──────── TASK DATA ────────
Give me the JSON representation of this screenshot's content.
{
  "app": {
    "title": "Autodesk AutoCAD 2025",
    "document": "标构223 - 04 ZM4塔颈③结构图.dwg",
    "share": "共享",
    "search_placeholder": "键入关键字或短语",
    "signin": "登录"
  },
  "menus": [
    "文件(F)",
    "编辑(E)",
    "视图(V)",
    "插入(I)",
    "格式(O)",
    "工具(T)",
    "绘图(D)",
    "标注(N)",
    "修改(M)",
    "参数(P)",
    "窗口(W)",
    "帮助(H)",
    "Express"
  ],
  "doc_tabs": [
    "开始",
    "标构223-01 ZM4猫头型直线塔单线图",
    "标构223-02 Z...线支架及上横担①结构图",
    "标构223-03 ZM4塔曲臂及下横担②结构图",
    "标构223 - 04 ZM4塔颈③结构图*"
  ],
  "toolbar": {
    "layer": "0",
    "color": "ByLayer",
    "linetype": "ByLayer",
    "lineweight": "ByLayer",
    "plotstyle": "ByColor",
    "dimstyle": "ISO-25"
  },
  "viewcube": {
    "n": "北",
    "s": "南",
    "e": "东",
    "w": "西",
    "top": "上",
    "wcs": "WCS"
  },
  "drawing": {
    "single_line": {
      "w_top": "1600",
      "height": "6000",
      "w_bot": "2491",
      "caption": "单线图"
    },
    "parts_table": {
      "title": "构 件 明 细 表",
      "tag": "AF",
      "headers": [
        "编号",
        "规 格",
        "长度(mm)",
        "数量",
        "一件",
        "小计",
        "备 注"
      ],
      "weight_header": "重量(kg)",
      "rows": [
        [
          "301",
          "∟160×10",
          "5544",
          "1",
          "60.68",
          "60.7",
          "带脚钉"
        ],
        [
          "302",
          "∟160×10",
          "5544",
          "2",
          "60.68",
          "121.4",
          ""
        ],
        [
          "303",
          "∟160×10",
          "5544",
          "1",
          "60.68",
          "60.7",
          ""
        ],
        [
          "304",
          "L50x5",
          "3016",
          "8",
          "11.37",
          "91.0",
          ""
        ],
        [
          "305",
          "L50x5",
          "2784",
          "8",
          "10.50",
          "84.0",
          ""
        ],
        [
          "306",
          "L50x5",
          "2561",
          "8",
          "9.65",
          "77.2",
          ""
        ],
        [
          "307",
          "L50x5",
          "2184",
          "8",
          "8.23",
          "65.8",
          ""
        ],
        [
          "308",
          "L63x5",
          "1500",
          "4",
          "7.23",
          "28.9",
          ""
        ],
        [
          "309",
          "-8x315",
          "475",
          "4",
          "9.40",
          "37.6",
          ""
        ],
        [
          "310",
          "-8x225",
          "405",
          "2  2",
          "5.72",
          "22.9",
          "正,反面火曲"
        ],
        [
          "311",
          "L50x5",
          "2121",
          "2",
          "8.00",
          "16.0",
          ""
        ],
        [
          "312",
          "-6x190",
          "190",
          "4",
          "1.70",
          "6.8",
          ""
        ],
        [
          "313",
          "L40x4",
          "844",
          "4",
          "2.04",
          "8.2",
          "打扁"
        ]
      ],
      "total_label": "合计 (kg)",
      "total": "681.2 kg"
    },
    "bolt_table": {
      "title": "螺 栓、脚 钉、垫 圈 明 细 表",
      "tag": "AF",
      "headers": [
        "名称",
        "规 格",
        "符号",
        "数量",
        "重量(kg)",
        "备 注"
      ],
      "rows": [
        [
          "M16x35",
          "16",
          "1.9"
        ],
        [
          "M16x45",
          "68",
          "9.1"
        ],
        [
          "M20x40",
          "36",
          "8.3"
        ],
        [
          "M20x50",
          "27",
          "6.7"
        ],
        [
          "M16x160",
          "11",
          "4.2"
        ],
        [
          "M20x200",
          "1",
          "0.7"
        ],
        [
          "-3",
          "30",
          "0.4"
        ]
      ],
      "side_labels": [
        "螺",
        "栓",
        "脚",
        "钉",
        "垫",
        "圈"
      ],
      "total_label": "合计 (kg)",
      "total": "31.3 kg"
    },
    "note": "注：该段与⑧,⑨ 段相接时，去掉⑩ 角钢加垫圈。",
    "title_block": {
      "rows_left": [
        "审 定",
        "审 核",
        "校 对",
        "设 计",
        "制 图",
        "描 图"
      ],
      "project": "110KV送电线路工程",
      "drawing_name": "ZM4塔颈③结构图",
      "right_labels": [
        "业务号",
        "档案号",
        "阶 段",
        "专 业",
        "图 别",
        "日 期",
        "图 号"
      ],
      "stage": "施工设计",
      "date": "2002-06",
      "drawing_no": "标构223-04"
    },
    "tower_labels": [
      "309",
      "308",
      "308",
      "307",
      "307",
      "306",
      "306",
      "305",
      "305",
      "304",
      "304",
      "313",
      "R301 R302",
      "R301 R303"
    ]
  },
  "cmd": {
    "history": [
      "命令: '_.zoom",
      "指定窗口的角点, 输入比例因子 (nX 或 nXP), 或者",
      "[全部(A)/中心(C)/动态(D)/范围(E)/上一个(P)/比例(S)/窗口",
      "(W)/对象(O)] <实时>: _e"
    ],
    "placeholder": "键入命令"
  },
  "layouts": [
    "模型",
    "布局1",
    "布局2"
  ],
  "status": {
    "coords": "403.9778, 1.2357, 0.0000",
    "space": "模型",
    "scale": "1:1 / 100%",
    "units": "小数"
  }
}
────────
──────── TASK DATA ────────
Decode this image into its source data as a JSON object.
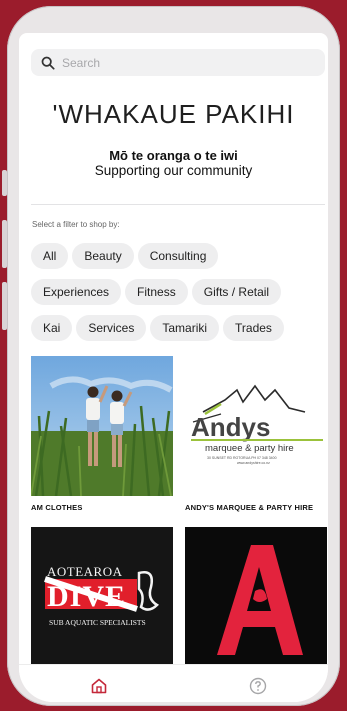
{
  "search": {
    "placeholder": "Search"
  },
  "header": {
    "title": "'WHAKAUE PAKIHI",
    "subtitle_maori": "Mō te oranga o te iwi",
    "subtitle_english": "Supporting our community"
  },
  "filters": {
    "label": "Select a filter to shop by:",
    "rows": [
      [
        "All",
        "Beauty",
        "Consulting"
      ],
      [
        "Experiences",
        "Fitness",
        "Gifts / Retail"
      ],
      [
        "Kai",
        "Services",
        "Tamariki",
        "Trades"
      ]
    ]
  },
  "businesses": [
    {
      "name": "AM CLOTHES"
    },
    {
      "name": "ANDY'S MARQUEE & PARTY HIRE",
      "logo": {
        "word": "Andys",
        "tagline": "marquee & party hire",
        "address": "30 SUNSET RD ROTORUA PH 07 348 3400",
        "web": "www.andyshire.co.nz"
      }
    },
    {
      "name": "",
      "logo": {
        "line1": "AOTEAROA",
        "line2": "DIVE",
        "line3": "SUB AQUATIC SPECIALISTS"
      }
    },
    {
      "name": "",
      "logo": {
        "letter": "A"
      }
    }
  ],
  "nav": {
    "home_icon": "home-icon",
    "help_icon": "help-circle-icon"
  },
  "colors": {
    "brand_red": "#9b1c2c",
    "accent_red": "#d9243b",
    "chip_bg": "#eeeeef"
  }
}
────────
──────── TASK DATA ────────
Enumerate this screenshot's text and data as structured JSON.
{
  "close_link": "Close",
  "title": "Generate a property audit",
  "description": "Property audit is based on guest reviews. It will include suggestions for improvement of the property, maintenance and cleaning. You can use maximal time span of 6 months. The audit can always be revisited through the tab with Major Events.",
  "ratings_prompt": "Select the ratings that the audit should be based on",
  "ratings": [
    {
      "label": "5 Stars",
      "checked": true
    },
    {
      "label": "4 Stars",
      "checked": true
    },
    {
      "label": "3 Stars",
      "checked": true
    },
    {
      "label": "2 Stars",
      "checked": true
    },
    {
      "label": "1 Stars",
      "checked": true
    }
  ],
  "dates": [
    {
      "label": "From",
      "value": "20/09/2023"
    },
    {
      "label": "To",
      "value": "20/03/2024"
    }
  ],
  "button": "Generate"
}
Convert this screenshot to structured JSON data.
────────
TASK GOAL: Your task is to output exactly the lines from the one with "Enumerate this screenshot's" through the one with "Convert this screenshot", counting both ends.

COMPLETED EXERCISE:
Enumerate this screenshot's text and data as structured JSON.
{
  "close_link": "Close",
  "title": "Generate a property audit",
  "description": "Property audit is based on guest reviews. It will include suggestions for improvement of the property, maintenance and cleaning. You can use maximal time span of 6 months. The audit can always be revisited through the tab with Major Events.",
  "ratings_prompt": "Select the ratings that the audit should be based on",
  "ratings": [
    {
      "label": "5 Stars",
      "checked": true
    },
    {
      "label": "4 Stars",
      "checked": true
    },
    {
      "label": "3 Stars",
      "checked": true
    },
    {
      "label": "2 Stars",
      "checked": true
    },
    {
      "label": "1 Stars",
      "checked": true
    }
  ],
  "dates": [
    {
      "label": "From",
      "value": "20/09/2023"
    },
    {
      "label": "To",
      "value": "20/03/2024"
    }
  ],
  "button": "Generate"
}
Convert this screenshot to structured JSON data.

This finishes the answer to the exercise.